■ **TASK DESCRIPTION**
State how many lines of the records below contain the word "basåren", giving the number and nothing else.

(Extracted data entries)
□ □ □
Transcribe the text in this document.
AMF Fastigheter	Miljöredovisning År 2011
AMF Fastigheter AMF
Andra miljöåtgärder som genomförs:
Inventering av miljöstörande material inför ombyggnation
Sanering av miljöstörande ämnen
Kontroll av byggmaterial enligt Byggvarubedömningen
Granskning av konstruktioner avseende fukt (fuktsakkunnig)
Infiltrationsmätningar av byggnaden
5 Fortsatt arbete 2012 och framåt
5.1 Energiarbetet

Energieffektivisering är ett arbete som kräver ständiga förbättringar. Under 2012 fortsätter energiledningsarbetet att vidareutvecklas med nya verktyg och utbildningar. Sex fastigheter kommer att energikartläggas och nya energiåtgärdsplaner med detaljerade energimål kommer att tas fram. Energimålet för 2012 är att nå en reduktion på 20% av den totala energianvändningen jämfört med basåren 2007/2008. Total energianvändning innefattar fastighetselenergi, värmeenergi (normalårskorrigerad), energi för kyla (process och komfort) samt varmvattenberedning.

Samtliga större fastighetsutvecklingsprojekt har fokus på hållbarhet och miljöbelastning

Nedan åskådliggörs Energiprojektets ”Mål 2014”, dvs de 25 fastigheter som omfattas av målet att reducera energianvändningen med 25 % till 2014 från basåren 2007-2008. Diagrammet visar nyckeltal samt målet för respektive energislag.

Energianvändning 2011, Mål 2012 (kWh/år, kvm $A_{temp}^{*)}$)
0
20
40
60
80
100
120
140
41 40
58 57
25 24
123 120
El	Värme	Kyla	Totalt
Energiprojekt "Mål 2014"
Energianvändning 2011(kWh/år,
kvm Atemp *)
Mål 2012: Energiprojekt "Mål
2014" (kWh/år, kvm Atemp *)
□ □ □
■ **REPLY**
2